(Figure content listings)
▬▬▬▬▬▬

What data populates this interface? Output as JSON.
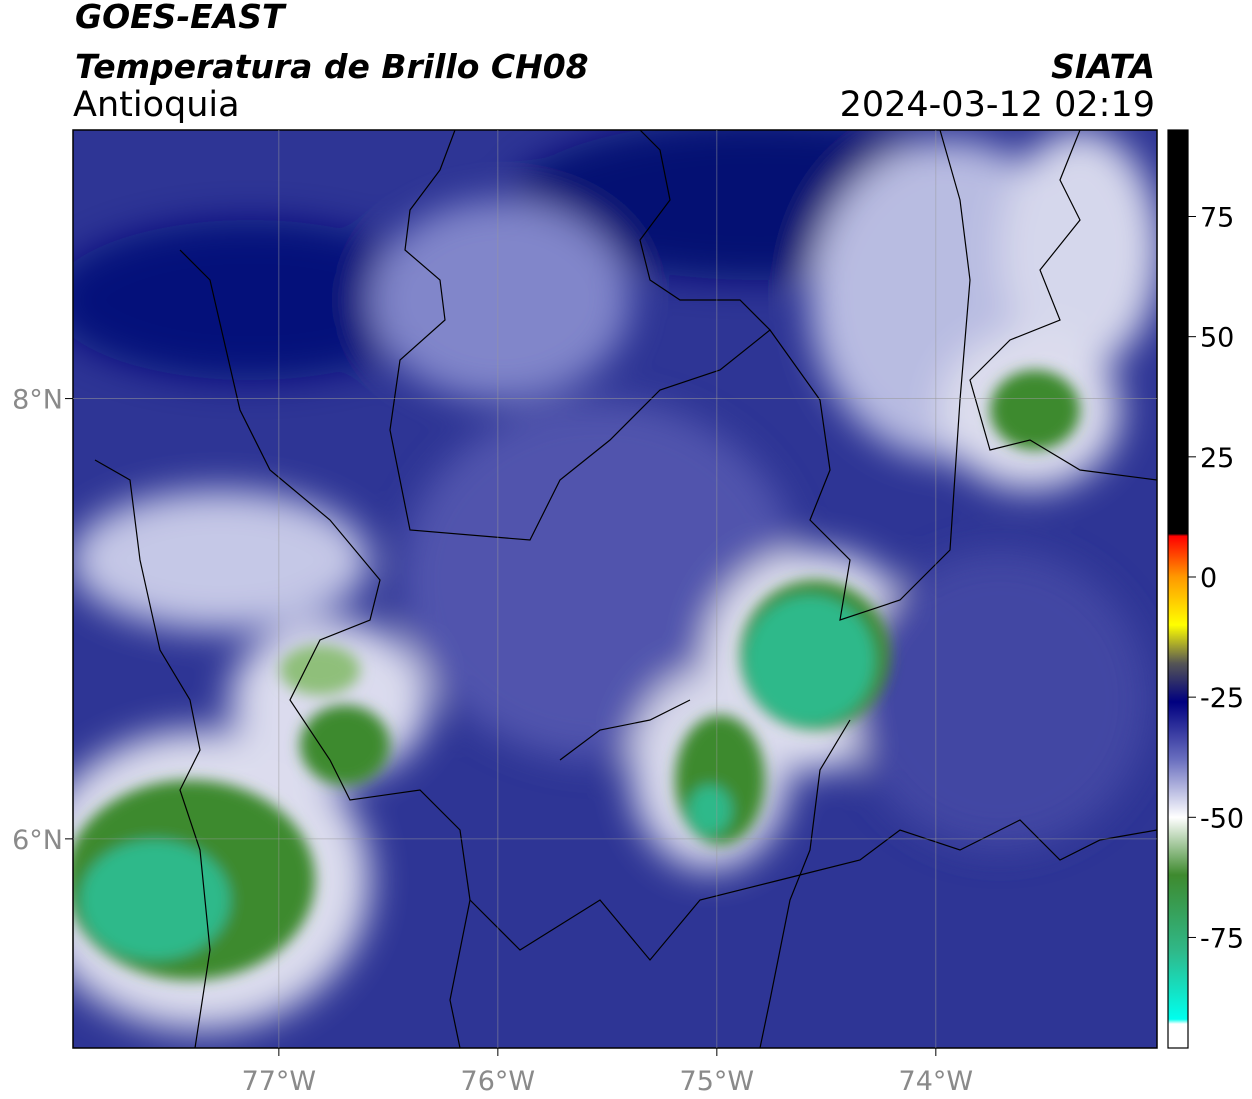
{
  "header": {
    "satellite": "GOES-EAST",
    "product": "Temperatura de Brillo CH08",
    "region": "Antioquia",
    "source": "SIATA",
    "datetime": "2024-03-12 02:19"
  },
  "map": {
    "lonlim": [
      -77.94,
      -72.99
    ],
    "latlim": [
      5.05,
      9.22
    ],
    "lonticks": [
      {
        "value": -77,
        "label": "77°W"
      },
      {
        "value": -76,
        "label": "76°W"
      },
      {
        "value": -75,
        "label": "75°W"
      },
      {
        "value": -74,
        "label": "74°W"
      }
    ],
    "latticks": [
      {
        "value": 6,
        "label": "6°N"
      },
      {
        "value": 8,
        "label": "8°N"
      }
    ],
    "grid": true
  },
  "colorbar": {
    "range": [
      -98,
      93
    ],
    "ticks": [
      -75,
      -50,
      -25,
      0,
      25,
      50,
      75
    ],
    "stops": [
      {
        "value": 93,
        "color": "#000000"
      },
      {
        "value": 9,
        "color": "#000000"
      },
      {
        "value": 8.5,
        "color": "#ff0000"
      },
      {
        "value": 0,
        "color": "#ff9900"
      },
      {
        "value": -10,
        "color": "#ffff00"
      },
      {
        "value": -18,
        "color": "#555555"
      },
      {
        "value": -26,
        "color": "#000080"
      },
      {
        "value": -38,
        "color": "#6a6fbf"
      },
      {
        "value": -50,
        "color": "#ffffff"
      },
      {
        "value": -62,
        "color": "#3e8a2e"
      },
      {
        "value": -78,
        "color": "#2fb98a"
      },
      {
        "value": -92,
        "color": "#00ffee"
      },
      {
        "value": -93,
        "color": "#ffffff"
      },
      {
        "value": -98,
        "color": "#ffffff"
      }
    ]
  }
}
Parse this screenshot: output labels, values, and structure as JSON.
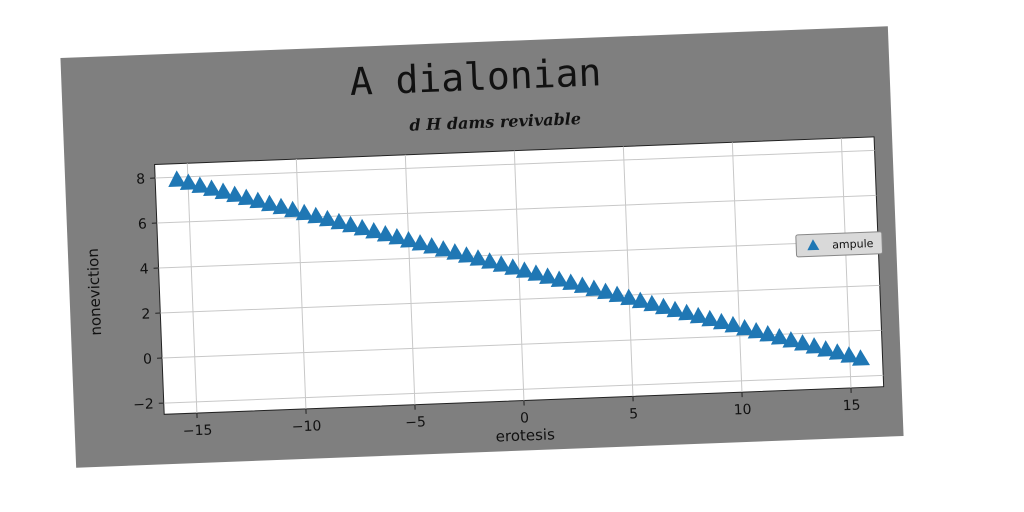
{
  "chart_data": {
    "type": "scatter",
    "title": "A dialonian",
    "subtitle": "d H dams revivable",
    "xlabel": "erotesis",
    "ylabel": "noneviction",
    "xlim": [
      -16.5,
      16.5
    ],
    "ylim": [
      -2.5,
      8.6
    ],
    "xticks": [
      -15,
      -10,
      -5,
      0,
      5,
      10,
      15
    ],
    "xtick_labels": [
      "−15",
      "−10",
      "−5",
      "0",
      "5",
      "10",
      "15"
    ],
    "yticks": [
      -2,
      0,
      2,
      4,
      6,
      8
    ],
    "ytick_labels": [
      "−2",
      "0",
      "2",
      "4",
      "6",
      "8"
    ],
    "grid": true,
    "legend_position": "center-right",
    "marker": "triangle-up",
    "series": [
      {
        "name": "ampule",
        "color": "#1f77b4",
        "x_start": -15.5,
        "x_end": 15.5,
        "n_points": 60,
        "y_start": 7.9,
        "y_end": -1.2
      }
    ]
  },
  "colors": {
    "background_card": "#7f7f7f",
    "plot_area": "#ffffff",
    "grid": "#c8c8c8"
  }
}
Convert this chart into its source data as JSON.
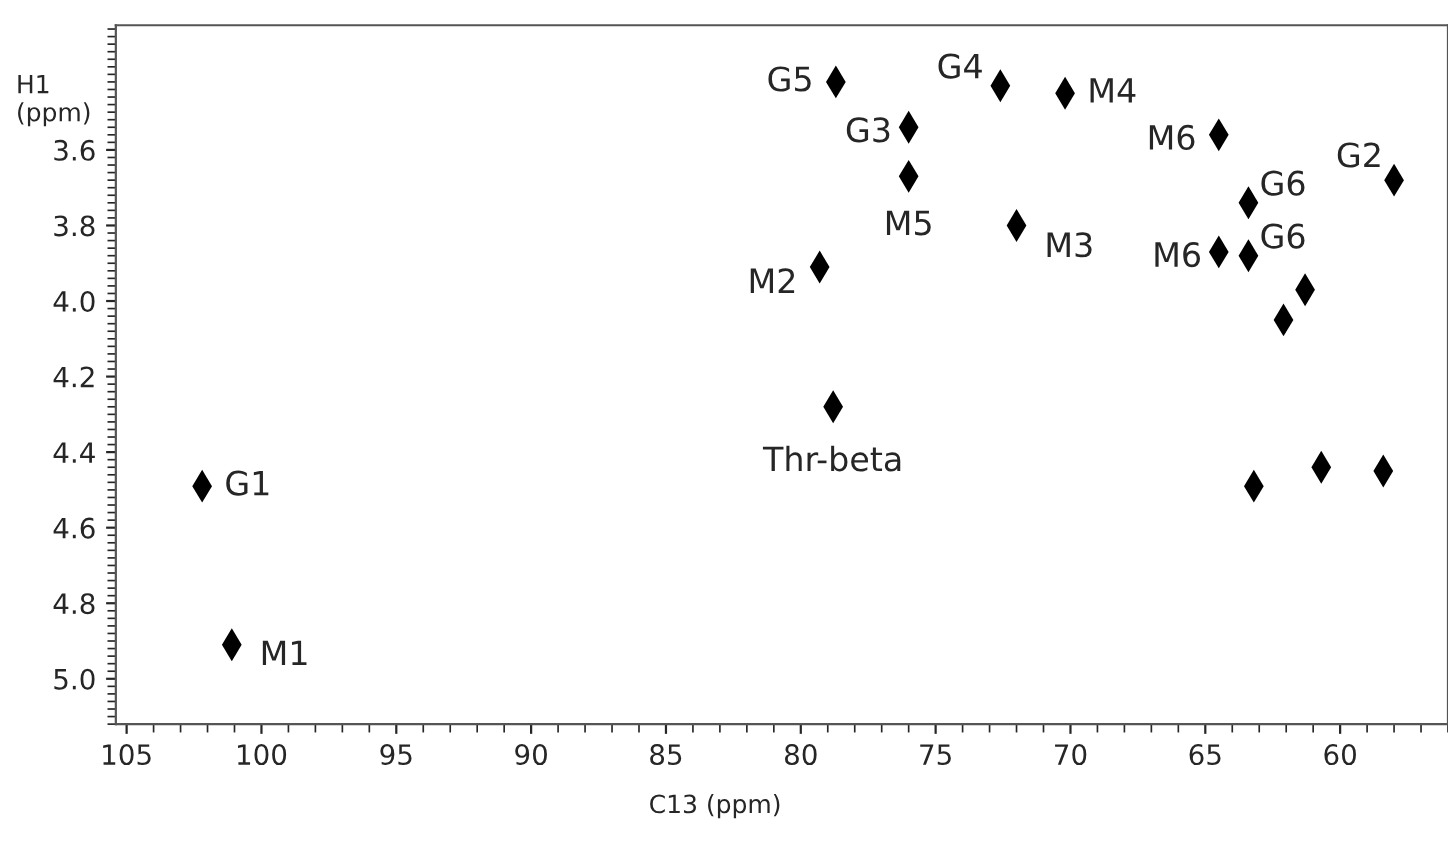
{
  "chart_data": {
    "type": "scatter",
    "xlabel": "C13 (ppm)",
    "ylabel": "H1\n(ppm)",
    "x": [
      78.7,
      72.6,
      70.2,
      76.0,
      76.0,
      64.5,
      58.0,
      63.4,
      63.4,
      64.5,
      72.0,
      79.3,
      61.3,
      62.1,
      78.8,
      63.2,
      60.7,
      58.4,
      102.2,
      101.1
    ],
    "series": [
      {
        "color": "#000000",
        "values": [
          3.42,
          3.43,
          3.45,
          3.54,
          3.67,
          3.56,
          3.68,
          3.74,
          3.88,
          3.87,
          3.8,
          3.91,
          3.97,
          4.05,
          4.28,
          4.49,
          4.44,
          4.45,
          4.49,
          4.91
        ]
      }
    ],
    "marker": "diamond",
    "xlim": [
      105.4,
      56.0
    ],
    "ylim": [
      5.12,
      3.27
    ],
    "xticks": [
      105,
      100,
      95,
      90,
      85,
      80,
      75,
      70,
      65,
      60
    ],
    "yticks": [
      3.6,
      3.8,
      {
        "value": 4.0,
        "label": "4.0"
      },
      4.2,
      4.4,
      4.6,
      4.8,
      {
        "value": 5.0,
        "label": "5.0"
      }
    ],
    "grid": false,
    "annotations": [
      {
        "text": "G5",
        "x": 78.7,
        "y": 3.42
      },
      {
        "text": "G4",
        "x": 72.6,
        "y": 3.43
      },
      {
        "text": "M4",
        "x": 70.2,
        "y": 3.45
      },
      {
        "text": "G3",
        "x": 76.0,
        "y": 3.54
      },
      {
        "text": "M5",
        "x": 76.0,
        "y": 3.67
      },
      {
        "text": "M6",
        "x": 64.5,
        "y": 3.56
      },
      {
        "text": "G2",
        "x": 58.0,
        "y": 3.68
      },
      {
        "text": "G6",
        "x": 63.4,
        "y": 3.74
      },
      {
        "text": "G6",
        "x": 63.4,
        "y": 3.88
      },
      {
        "text": "M6",
        "x": 64.5,
        "y": 3.87
      },
      {
        "text": "M3",
        "x": 72.0,
        "y": 3.8
      },
      {
        "text": "M2",
        "x": 79.3,
        "y": 3.91
      },
      {
        "text": "Thr-beta",
        "x": 78.8,
        "y": 4.28
      },
      {
        "text": "G1",
        "x": 102.2,
        "y": 4.49
      },
      {
        "text": "M1",
        "x": 101.1,
        "y": 4.91
      }
    ]
  }
}
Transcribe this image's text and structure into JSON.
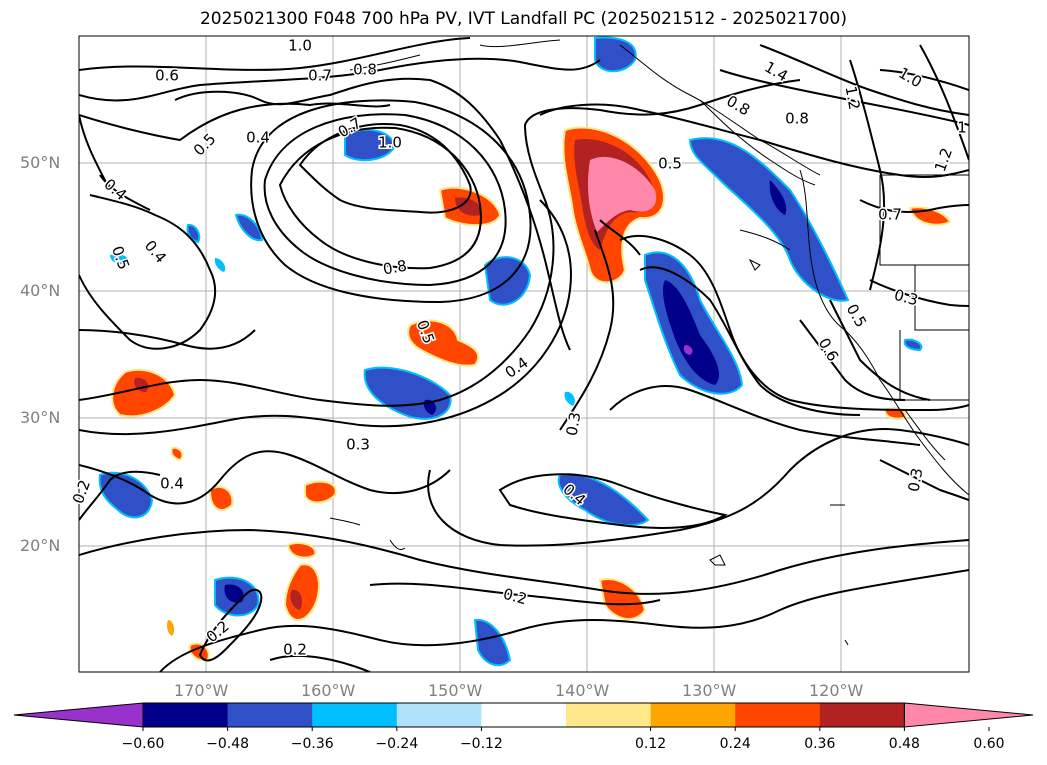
{
  "title": "2025021300 F048 700 hPa PV, IVT Landfall PC (2025021512 - 2025021700)",
  "lat_labels": [
    "50°N",
    "40°N",
    "30°N",
    "20°N"
  ],
  "lon_labels": [
    "170°W",
    "160°W",
    "150°W",
    "140°W",
    "130°W",
    "120°W"
  ],
  "contour_labels": [
    "1.0",
    "0.6",
    "0.7",
    "0.8",
    "0.5",
    "0.4",
    "0.7",
    "1.0",
    "0.4",
    "0.5",
    "0.4",
    "0.8",
    "0.5",
    "0.4",
    "0.3",
    "0.3",
    "0.4",
    "0.4",
    "0.2",
    "0.2",
    "0.2",
    "0.2",
    "1.4",
    "0.8",
    "1.2",
    "0.8",
    "1.0",
    "1.2",
    "0.5",
    "0.7",
    "0.3",
    "0.5",
    "0.6",
    "0.3",
    "1"
  ],
  "colorbar": {
    "ticks": [
      "−0.60",
      "−0.48",
      "−0.36",
      "−0.24",
      "−0.12",
      "0.12",
      "0.24",
      "0.36",
      "0.48",
      "0.60"
    ],
    "colors": [
      "#9932cc",
      "#00008b",
      "#3050c8",
      "#00bfff",
      "#afe1fa",
      "#ffffff",
      "#ffe88a",
      "#ffa500",
      "#ff4500",
      "#b22222",
      "#ff88aa"
    ]
  },
  "fill_colors": {
    "neg_light": "#00bfff",
    "neg_mid": "#3050c8",
    "neg_strong": "#00008b",
    "neg_max": "#9932cc",
    "pos_light": "#ffe88a",
    "pos_mid": "#ff4500",
    "pos_strong": "#b22222",
    "pos_max": "#ff88aa"
  }
}
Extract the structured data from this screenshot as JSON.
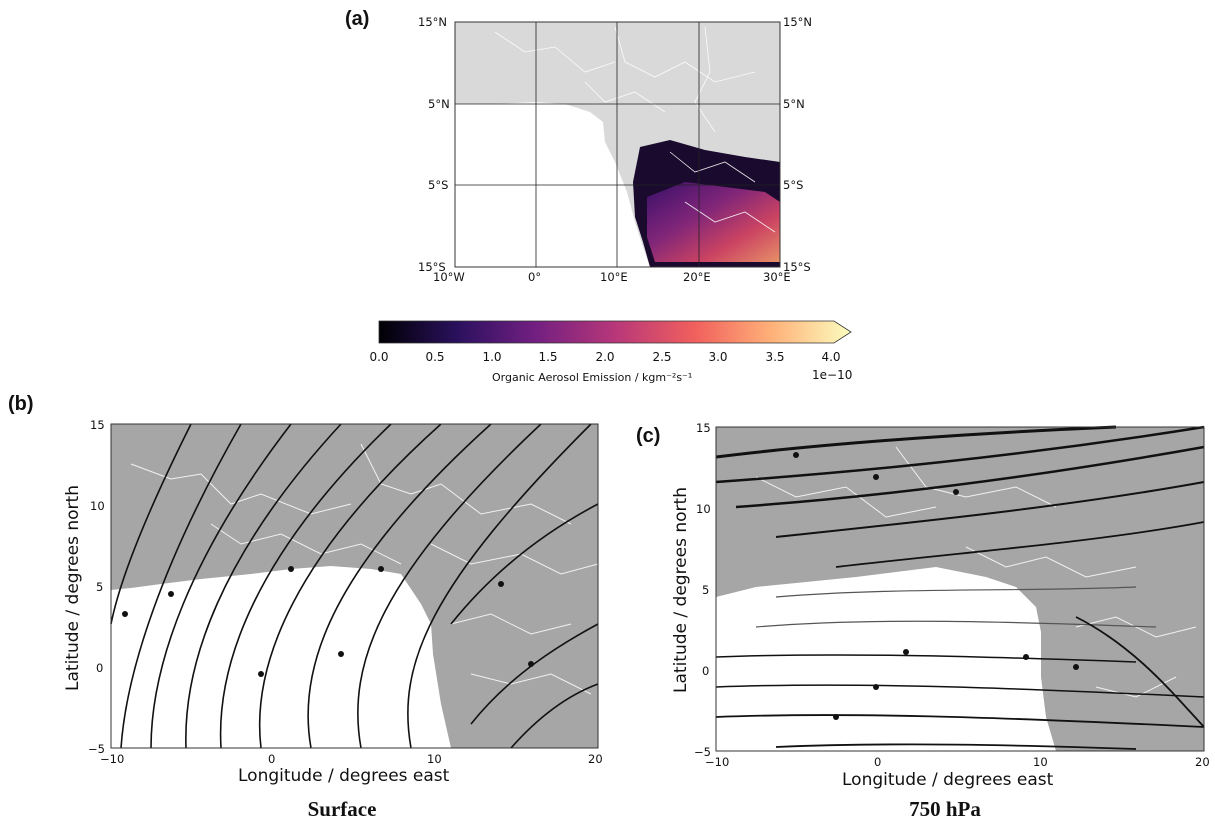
{
  "panels": {
    "a": {
      "label": "(a)",
      "lat_ticks_left": [
        "15°N",
        "5°N",
        "5°S",
        "15°S"
      ],
      "lat_ticks_right": [
        "15°N",
        "5°N",
        "5°S",
        "15°S"
      ],
      "lon_ticks": [
        "10°W",
        "0°",
        "10°E",
        "20°E",
        "30°E"
      ],
      "extent": {
        "lon": [
          -10,
          30
        ],
        "lat": [
          -15,
          15
        ]
      },
      "land_color": "#d9d9d9",
      "border_color": "#ffffff"
    },
    "b": {
      "label": "(b)",
      "caption": "Surface",
      "xlabel": "Longitude / degrees east",
      "ylabel": "Latitude / degrees north",
      "xticks": [
        "−10",
        "0",
        "10",
        "20"
      ],
      "yticks": [
        "15",
        "10",
        "5",
        "0",
        "−5"
      ],
      "extent": {
        "lon": [
          -10,
          20
        ],
        "lat": [
          -5,
          15
        ]
      },
      "land_color": "#a6a6a6"
    },
    "c": {
      "label": "(c)",
      "caption": "750 hPa",
      "xlabel": "Longitude / degrees east",
      "ylabel": "Latitude / degrees north",
      "xticks": [
        "−10",
        "0",
        "10",
        "20"
      ],
      "yticks": [
        "15",
        "10",
        "5",
        "0",
        "−5"
      ],
      "extent": {
        "lon": [
          -10,
          20
        ],
        "lat": [
          -5,
          15
        ]
      },
      "land_color": "#a6a6a6"
    }
  },
  "colorbar": {
    "label": "Organic Aerosol Emission / kgm⁻²s⁻¹",
    "ticks": [
      "0.0",
      "0.5",
      "1.0",
      "1.5",
      "2.0",
      "2.5",
      "3.0",
      "3.5",
      "4.0"
    ],
    "range": [
      0,
      4
    ],
    "multiplier": "1e−10",
    "colormap": [
      "#000004",
      "#2c115f",
      "#721f81",
      "#b73779",
      "#f1605d",
      "#feb078",
      "#fcfdbf"
    ],
    "extend": "max"
  }
}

▬▬▬▬▬▬

- _AIM_:
Each line that has the word "this" counts once. How many such lines are in the data? Give the number alone.

- _FINAL RESULT_:
5